The request |
Produce a verbatim copy of the entries listed below.

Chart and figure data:
+--
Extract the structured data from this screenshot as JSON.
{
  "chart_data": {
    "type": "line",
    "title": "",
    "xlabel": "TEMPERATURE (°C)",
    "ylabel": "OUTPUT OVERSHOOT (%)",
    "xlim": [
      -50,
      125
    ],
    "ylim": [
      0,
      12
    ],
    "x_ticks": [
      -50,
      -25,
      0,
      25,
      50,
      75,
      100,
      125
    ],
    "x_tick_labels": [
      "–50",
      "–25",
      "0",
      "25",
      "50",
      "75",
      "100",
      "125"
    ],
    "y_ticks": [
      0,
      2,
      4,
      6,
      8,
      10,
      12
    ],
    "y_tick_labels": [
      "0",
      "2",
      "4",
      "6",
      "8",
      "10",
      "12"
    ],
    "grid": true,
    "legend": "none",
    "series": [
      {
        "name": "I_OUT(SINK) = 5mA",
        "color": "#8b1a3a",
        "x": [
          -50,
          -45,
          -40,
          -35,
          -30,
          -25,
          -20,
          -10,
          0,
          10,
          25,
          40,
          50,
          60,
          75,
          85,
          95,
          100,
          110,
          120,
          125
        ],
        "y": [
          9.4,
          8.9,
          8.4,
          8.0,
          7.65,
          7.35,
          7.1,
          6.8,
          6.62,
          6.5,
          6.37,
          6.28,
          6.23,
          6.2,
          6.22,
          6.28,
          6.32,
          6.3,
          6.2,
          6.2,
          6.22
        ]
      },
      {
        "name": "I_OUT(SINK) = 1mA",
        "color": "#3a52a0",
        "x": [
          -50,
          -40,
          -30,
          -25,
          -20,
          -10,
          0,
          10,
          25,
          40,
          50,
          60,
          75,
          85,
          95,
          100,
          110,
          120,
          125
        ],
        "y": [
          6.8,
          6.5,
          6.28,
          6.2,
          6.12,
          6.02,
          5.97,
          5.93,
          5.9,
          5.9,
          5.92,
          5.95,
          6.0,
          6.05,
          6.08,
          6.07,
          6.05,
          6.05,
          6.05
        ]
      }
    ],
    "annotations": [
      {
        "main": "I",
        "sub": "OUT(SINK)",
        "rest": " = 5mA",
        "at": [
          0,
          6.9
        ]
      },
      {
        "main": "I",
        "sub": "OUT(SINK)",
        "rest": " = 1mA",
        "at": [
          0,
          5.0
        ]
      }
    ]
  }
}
+--
Exercise solution |
Extract the structured data from this screenshot as JSON.
{
  "chart_data": {
    "type": "line",
    "title": "",
    "xlabel": "TEMPERATURE (°C)",
    "ylabel": "OUTPUT OVERSHOOT (%)",
    "xlim": [
      -50,
      125
    ],
    "ylim": [
      0,
      12
    ],
    "x_ticks": [
      -50,
      -25,
      0,
      25,
      50,
      75,
      100,
      125
    ],
    "x_tick_labels": [
      "–50",
      "–25",
      "0",
      "25",
      "50",
      "75",
      "100",
      "125"
    ],
    "y_ticks": [
      0,
      2,
      4,
      6,
      8,
      10,
      12
    ],
    "y_tick_labels": [
      "0",
      "2",
      "4",
      "6",
      "8",
      "10",
      "12"
    ],
    "grid": true,
    "legend": "none",
    "series": [
      {
        "name": "I_OUT(SINK) = 5mA",
        "color": "#8b1a3a",
        "x": [
          -50,
          -45,
          -40,
          -35,
          -30,
          -25,
          -20,
          -10,
          0,
          10,
          25,
          40,
          50,
          60,
          75,
          85,
          95,
          100,
          110,
          120,
          125
        ],
        "y": [
          9.4,
          8.9,
          8.4,
          8.0,
          7.65,
          7.35,
          7.1,
          6.8,
          6.62,
          6.5,
          6.37,
          6.28,
          6.23,
          6.2,
          6.22,
          6.28,
          6.32,
          6.3,
          6.2,
          6.2,
          6.22
        ]
      },
      {
        "name": "I_OUT(SINK) = 1mA",
        "color": "#3a52a0",
        "x": [
          -50,
          -40,
          -30,
          -25,
          -20,
          -10,
          0,
          10,
          25,
          40,
          50,
          60,
          75,
          85,
          95,
          100,
          110,
          120,
          125
        ],
        "y": [
          6.8,
          6.5,
          6.28,
          6.2,
          6.12,
          6.02,
          5.97,
          5.93,
          5.9,
          5.9,
          5.92,
          5.95,
          6.0,
          6.05,
          6.08,
          6.07,
          6.05,
          6.05,
          6.05
        ]
      }
    ],
    "annotations": [
      {
        "main": "I",
        "sub": "OUT(SINK)",
        "rest": " = 5mA",
        "at": [
          0,
          6.9
        ]
      },
      {
        "main": "I",
        "sub": "OUT(SINK)",
        "rest": " = 1mA",
        "at": [
          0,
          5.0
        ]
      }
    ]
  }
}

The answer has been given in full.